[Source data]
▼

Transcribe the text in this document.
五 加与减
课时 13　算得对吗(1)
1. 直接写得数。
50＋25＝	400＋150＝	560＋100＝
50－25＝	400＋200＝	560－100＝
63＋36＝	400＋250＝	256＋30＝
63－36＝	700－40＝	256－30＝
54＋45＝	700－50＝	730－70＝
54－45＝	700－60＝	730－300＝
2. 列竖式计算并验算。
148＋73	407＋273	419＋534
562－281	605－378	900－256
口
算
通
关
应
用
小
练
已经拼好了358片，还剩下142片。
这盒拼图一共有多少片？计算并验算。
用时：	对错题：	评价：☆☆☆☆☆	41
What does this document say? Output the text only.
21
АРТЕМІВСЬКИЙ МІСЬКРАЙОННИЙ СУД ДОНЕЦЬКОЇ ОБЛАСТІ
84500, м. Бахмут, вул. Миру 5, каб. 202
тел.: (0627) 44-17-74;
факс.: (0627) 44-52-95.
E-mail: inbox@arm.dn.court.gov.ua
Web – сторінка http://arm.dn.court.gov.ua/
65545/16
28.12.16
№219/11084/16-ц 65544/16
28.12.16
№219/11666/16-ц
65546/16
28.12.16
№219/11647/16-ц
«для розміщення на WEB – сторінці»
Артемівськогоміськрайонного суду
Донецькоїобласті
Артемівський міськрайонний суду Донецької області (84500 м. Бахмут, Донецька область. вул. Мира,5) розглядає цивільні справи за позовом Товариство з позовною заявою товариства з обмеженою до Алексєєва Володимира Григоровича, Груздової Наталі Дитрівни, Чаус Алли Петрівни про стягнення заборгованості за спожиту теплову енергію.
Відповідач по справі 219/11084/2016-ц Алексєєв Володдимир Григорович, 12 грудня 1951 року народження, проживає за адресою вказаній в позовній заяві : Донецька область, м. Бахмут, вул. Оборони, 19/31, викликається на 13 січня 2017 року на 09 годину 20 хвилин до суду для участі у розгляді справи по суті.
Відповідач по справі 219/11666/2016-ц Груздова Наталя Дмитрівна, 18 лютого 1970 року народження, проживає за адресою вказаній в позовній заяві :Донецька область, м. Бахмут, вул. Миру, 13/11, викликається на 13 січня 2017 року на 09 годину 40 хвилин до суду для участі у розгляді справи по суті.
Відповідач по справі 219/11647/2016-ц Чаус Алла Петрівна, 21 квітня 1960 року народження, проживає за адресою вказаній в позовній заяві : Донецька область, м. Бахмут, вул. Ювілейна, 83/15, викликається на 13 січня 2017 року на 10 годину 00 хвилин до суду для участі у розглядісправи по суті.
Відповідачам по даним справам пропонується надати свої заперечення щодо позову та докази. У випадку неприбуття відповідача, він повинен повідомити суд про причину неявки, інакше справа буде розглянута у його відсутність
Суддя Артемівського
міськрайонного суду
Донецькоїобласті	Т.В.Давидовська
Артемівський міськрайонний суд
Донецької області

▲

Single out each line of the records above with the string "Донецькоїобласті" in it, and copy it.

Донецькоїобласті
Донецькоїобласті	Т.В.Давидовська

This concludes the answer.